- CHALLENGE 1: According to the article on Lift Black Voices, how long is the virtual residency held by its first guest curators?

- EXCERPTED PASSAGE:
Kimberly Drew and Jenna Wortham are the first guest curators of Facebook’s Lift Black Voices

The duo, who co-edited the book Black Futures, are hand-selecting projects around themes such as legacy and ownership.

Date
20 January 2021

In June 2020, Facebook launched a new section of its app (currently only for US users), a platform titled Lift Black Voices that serves to highlight Black stories and share educational and fundraising resources. Six months on, the initiative has grown and recently invited its first external guest curators, Kimberly Drew and Jenna Wortham, to hold a virtual residency for three weeks. Drew and Wortham just published their anticipated first co-authored book Black Futures in December 2020, and their hand-picked collection of projects for Lift Black Voices continues the mission of that publication.

Black Futures started as a direct message exchange on Twitter, Drew and Wortham explain in a blog post about the Facebook collaboration, “and has evolved into a shared desire to archive a moment”. Drew is an influential art curator and writer, known as Instagram’s @museummammy and formerly of the Met; while Wortham is a well-known journalist and culture writer for The New York Times. The book is intended as “a dwelling place for our most precious cultural exports in a moment in which so much of the contributions of Black people – from memes to groundbreaking scientific discoveries – is still subject to erasure and co-option” they continue in their statement. In turn they hope to “record some of what the most dynamic artists, writers, thinkers and musicians of our time made during an unprecedented era of cultural, social, economic and ecological revolutions”.

- ENTRIES PROVIDED:

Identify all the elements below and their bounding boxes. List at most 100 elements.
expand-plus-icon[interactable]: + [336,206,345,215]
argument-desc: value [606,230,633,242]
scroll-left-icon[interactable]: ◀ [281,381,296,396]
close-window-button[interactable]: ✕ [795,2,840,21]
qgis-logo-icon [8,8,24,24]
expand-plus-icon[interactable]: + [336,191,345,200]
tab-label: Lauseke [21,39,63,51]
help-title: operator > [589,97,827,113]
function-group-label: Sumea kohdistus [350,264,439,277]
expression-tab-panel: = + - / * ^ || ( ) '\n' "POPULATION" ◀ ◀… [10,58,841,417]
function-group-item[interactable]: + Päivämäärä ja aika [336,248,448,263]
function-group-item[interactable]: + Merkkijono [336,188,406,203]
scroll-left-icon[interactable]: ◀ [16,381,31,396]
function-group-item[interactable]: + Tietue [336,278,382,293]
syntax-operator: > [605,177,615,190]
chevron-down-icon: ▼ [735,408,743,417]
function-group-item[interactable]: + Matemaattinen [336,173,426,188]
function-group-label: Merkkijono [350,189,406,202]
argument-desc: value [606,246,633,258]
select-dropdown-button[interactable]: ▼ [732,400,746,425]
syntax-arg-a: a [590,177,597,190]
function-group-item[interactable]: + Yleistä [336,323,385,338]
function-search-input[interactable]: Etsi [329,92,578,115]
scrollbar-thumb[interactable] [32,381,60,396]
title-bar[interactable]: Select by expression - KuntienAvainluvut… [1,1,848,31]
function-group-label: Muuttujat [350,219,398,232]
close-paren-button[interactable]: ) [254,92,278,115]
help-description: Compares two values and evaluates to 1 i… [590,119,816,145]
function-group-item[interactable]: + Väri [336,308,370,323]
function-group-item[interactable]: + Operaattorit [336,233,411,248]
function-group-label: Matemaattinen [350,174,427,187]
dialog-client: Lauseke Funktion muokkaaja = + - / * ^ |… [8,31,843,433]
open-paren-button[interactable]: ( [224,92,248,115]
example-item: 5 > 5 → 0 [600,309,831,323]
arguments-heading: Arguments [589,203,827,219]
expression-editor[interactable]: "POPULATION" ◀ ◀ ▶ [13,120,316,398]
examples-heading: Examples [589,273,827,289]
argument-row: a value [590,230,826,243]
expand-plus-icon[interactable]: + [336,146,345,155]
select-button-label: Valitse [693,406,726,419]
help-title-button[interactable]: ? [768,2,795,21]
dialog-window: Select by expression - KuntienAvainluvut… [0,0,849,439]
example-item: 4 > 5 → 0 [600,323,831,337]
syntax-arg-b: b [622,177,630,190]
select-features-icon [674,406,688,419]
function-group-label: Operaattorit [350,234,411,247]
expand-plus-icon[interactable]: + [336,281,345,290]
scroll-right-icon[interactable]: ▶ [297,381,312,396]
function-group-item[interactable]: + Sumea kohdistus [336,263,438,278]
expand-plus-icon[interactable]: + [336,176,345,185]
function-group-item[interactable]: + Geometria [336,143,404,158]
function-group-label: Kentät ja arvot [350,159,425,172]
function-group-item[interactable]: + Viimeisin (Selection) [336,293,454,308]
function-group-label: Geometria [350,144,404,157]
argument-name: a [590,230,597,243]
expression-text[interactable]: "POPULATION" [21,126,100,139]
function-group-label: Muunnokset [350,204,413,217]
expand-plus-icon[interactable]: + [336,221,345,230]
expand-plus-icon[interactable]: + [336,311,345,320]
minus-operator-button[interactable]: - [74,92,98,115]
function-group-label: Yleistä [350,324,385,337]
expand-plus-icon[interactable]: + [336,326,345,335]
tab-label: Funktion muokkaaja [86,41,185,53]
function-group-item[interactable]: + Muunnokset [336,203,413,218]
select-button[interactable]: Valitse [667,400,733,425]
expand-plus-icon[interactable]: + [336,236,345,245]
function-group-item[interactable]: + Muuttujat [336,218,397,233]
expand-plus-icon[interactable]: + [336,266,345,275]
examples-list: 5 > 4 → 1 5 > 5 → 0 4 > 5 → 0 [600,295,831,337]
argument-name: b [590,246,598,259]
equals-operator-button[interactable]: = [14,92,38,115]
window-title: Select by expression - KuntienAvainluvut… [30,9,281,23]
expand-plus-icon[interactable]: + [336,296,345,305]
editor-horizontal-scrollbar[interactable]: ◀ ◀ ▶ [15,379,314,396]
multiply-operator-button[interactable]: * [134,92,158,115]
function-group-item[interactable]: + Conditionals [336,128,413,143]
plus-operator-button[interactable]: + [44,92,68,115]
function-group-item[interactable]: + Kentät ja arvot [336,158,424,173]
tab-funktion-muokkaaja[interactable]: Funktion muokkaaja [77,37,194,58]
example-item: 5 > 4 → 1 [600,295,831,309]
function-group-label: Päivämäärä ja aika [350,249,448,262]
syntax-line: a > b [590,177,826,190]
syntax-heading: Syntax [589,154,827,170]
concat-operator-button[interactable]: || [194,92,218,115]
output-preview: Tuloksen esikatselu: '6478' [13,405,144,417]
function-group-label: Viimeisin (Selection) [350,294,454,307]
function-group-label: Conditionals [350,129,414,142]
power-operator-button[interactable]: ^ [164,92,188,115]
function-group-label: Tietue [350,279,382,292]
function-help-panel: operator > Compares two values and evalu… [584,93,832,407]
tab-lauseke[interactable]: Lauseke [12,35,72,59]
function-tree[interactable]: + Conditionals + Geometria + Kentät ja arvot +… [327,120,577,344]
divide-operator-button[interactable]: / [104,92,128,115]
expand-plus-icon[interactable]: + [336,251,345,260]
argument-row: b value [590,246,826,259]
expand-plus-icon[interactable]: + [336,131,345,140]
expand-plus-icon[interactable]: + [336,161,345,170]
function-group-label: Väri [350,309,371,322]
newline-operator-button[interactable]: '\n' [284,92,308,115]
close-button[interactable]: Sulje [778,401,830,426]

- CHALLENGE 2: Gather every line of the listing that holds the string "Matemaattinen".

- COMPLETE RESPONSE 1: Three weeks.

- COMPLETE RESPONSE 2:
function-group-item[interactable]: + Matemaattinen [336,173,426,188]
function-group-label: Matemaattinen [350,174,427,187]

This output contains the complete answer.